- Given request:
Work out the number of lines in the records that include the word "label"; reply with that number alone.

[Stored data entries]
------------------------------

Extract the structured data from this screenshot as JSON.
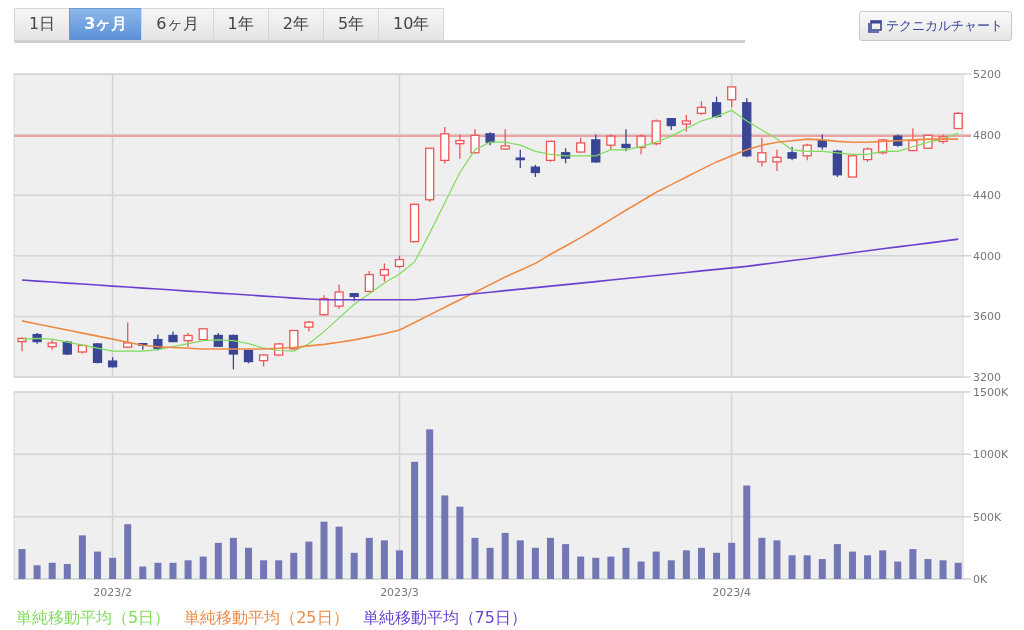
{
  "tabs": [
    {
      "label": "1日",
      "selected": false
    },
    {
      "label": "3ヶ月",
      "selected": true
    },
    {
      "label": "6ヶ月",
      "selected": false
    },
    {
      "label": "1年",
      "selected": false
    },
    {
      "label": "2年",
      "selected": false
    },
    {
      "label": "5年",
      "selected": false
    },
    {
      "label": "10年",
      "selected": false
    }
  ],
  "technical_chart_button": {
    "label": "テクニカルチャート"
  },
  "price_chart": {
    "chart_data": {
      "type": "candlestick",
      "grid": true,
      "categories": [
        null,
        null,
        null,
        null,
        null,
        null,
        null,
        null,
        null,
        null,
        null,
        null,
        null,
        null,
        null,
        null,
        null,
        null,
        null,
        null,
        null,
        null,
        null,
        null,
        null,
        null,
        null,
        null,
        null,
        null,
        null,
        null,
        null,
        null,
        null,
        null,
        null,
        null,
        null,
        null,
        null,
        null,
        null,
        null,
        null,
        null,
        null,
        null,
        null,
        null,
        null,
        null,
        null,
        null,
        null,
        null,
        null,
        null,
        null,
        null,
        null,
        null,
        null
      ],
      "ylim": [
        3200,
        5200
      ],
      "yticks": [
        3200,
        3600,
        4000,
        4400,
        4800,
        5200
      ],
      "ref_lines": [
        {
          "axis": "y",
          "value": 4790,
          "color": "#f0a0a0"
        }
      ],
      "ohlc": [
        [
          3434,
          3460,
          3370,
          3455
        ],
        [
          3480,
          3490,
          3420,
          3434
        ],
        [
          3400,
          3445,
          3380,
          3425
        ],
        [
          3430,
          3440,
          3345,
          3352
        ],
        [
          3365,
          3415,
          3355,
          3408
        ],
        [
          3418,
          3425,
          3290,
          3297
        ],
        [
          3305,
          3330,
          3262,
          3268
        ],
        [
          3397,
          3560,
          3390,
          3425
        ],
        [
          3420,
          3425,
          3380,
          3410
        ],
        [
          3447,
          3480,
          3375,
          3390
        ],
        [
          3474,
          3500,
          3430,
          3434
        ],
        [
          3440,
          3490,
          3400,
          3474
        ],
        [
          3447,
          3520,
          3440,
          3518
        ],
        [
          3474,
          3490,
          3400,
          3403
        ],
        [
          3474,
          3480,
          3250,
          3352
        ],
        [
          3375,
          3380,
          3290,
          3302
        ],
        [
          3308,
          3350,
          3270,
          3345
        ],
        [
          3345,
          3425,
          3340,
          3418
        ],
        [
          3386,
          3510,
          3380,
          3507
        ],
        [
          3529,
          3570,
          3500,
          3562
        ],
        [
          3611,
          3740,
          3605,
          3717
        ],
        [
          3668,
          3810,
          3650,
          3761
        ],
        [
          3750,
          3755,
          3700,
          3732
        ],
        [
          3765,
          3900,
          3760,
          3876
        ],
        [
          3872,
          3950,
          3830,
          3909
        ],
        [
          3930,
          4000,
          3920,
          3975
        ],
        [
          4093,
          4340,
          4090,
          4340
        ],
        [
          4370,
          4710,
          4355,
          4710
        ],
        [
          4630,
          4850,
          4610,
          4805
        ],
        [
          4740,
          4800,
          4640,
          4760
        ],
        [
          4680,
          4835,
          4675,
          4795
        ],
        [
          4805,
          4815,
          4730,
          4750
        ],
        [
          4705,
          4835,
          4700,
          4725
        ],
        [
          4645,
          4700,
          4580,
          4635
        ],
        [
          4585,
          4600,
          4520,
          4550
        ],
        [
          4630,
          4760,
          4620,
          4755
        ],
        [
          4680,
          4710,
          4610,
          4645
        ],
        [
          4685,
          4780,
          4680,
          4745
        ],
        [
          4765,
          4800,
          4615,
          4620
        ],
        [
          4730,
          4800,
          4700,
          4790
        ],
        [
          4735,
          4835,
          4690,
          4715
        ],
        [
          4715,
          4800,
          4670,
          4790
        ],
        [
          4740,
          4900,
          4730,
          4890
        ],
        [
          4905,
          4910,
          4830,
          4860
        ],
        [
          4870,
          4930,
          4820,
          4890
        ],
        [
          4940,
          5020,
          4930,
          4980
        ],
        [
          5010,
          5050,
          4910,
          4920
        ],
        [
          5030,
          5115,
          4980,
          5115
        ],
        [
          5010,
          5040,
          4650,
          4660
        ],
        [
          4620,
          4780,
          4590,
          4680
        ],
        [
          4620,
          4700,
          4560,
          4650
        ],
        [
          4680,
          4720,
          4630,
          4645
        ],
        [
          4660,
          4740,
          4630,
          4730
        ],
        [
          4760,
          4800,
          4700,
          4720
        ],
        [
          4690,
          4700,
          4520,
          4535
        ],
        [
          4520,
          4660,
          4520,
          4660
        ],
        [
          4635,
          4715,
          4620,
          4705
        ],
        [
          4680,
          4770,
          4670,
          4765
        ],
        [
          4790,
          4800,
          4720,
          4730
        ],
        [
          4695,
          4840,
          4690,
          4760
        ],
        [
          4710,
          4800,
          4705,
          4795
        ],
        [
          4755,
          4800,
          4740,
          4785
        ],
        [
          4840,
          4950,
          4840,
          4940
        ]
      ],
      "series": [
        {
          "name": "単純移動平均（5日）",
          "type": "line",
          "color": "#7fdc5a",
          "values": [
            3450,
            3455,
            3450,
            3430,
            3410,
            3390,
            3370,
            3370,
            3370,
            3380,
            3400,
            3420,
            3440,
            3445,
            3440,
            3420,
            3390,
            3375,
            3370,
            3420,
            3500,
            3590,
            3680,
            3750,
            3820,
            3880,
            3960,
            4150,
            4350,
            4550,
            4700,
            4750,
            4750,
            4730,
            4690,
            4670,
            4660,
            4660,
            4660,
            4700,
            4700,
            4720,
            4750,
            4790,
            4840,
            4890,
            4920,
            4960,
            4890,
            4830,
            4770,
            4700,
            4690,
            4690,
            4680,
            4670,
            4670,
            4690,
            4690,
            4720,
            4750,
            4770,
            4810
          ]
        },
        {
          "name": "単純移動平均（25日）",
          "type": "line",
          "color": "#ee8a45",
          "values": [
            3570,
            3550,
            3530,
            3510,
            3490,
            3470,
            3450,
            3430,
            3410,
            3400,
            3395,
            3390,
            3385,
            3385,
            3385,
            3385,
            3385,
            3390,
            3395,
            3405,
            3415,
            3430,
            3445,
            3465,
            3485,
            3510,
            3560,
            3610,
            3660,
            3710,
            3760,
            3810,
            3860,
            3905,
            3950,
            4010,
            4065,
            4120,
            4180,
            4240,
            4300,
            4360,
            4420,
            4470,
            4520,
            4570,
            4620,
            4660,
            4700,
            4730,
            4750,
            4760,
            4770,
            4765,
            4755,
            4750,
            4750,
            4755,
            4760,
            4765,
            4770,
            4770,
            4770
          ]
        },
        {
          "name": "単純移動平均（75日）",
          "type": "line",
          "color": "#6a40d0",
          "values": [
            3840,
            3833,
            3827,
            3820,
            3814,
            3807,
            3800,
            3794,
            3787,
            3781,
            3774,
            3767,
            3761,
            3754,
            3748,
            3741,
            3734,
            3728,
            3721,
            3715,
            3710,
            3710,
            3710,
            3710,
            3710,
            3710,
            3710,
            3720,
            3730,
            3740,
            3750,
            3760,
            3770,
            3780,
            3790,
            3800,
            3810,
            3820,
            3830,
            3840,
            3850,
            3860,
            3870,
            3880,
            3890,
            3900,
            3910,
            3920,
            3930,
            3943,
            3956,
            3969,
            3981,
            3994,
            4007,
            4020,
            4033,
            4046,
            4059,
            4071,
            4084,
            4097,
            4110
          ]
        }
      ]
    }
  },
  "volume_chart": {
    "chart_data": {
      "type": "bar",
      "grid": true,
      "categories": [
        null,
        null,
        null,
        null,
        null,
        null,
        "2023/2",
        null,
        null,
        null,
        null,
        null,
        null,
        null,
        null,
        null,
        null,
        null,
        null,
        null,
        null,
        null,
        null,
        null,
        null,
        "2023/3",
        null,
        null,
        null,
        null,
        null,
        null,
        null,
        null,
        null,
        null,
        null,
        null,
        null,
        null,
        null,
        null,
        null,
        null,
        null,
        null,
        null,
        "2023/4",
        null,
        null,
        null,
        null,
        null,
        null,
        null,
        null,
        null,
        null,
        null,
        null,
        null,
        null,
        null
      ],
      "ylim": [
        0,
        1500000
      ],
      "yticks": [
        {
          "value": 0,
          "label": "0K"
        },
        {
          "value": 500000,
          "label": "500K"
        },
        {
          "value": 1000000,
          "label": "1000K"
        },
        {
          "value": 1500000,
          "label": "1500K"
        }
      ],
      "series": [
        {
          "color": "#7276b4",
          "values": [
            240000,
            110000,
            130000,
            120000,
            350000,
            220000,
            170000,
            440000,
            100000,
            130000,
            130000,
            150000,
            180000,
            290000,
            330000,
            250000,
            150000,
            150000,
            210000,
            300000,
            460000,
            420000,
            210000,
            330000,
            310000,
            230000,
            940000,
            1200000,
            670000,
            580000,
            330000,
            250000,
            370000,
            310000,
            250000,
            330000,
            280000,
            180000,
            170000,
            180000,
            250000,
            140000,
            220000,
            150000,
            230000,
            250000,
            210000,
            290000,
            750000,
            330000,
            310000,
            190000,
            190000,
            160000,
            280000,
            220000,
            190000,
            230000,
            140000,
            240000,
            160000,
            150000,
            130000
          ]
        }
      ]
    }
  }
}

------------------------------

- Finished exercise:
12